[What this exercise asks]
a - Render this sentence from the passage on Perennial into Spanish: "The recovery proof relies on the crash invariant to restore the abstraction invariant."
b - For each statement below, decide whether it agrees with the passage on Perennial, and support each yes or no with the deciding words of that passage. (i) The Goose translator is written in 2K lines of Go code. (ii) Perennial is built directly on Coq, with no framework in between. (iii) The presentation explained leases and memory versioning in detail.
-- START OF Text shown --
Combining verified crash safety and concurrency is challenging because:
  • Crash and recovery can interrupt a critical section,
  • Crash can wipe in-memory state, and
  • Recovery logically completes crashed threads' operations. 

Perennial introduces 3 techniques to address these three challenges:
  • leases to address crash and recovery interrupting a critical section,
  • memory versioning to address crash wiping in-memory state, and
  • recovery helping to address problems due to interference from recovery actions.

The presentation deferred to the paper for the first two techniques and explained the recovery helping technique.

To show that the implementation satisfies the high-level specification a forward simulation is shown under an abstraction relation. The abstraction relation maps the concrete/implementation state to the high-level abstract specification state. Perennial adopted the abstraction relation as: "if not locked (due to an operation in progress), then the abstract state matches the concrete state in both disks".

The problem is "crashing" breaks the abstraction relation. To fix this problem, Perennial separates crash invariant (which refers to interrupted spec operations) from the abstraction invariant. The recovery proof relies on the crash invariant to restore the abstraction invariant.

Crash invariant says "if disks disagree, some thread was writing the value on the first disk". Then the recovery helping technique helps recovery commit writes from before the crash. The recovery proof shows the code restores the abstraction relation by completing all interrupted writes. As a result users get correct behavior and atomicity.

The Perennial proof framework was written in 9K lines of coq which provides crash reasoning: leases, memory versioning, and recovery helping. Perennial is built on top of Iris concurrency framework (for concurrency reasoning), which is built on top of Coq. (Iris:  R. Krebbers, R. Jung, A. Bizjak, J.-H. Jourdan, D. Dreyer, and L. Birkedal. The essence of higher-order concurrent separation logic. In Proceedings of the 26th European Symposium on Programming Languages and Systems, pages 696–723, Uppsala, Sweden, Apr. 2017.)

The authors have developed Goose for reasoning about Go implementations, but they also defer this to the paper. The developer writes Go code, and the Goose translator (written in 2K lines of Go code) translates this to Perennial proof, where it is machine checked with Coq.

As evaluation of Perennial framework, they verified a mail server written in Go. They argue that compared to a verification in CSCSPEC [OSDI ’18] (their earlier verification framework), the verification in Perennial takes less effort and is done in less number of lines of proof.

The software is available at

MAD questions

1. Is this an instance of a convergence refinement relation?
-- END OF Text shown --
-- START OF Source data --
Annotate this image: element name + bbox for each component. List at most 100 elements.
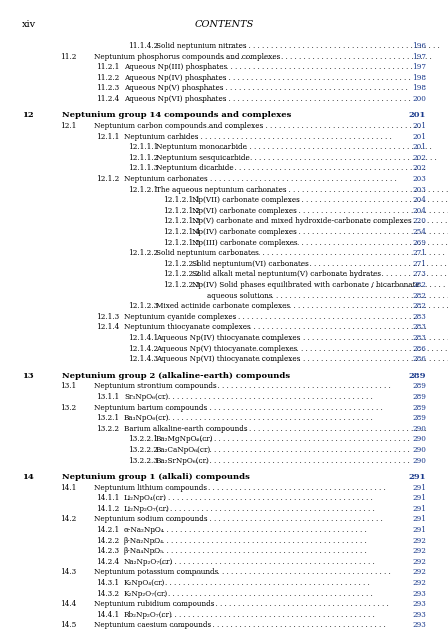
-- END OF Source data --
[Answers]
a - La prueba de recuperación se apoya en el invariante de fallo para restablecer el invariante de abstracción.

b -
(i) Yes: "the Goose translator (written in 2K lines of Go code)"
(ii) No: "Perennial is built on top of Iris concurrency framework (for concurrency reasoning), which is built on top of Coq."
(iii) No: "The presentation deferred to the paper for the first two techniques and explained the recovery helping technique."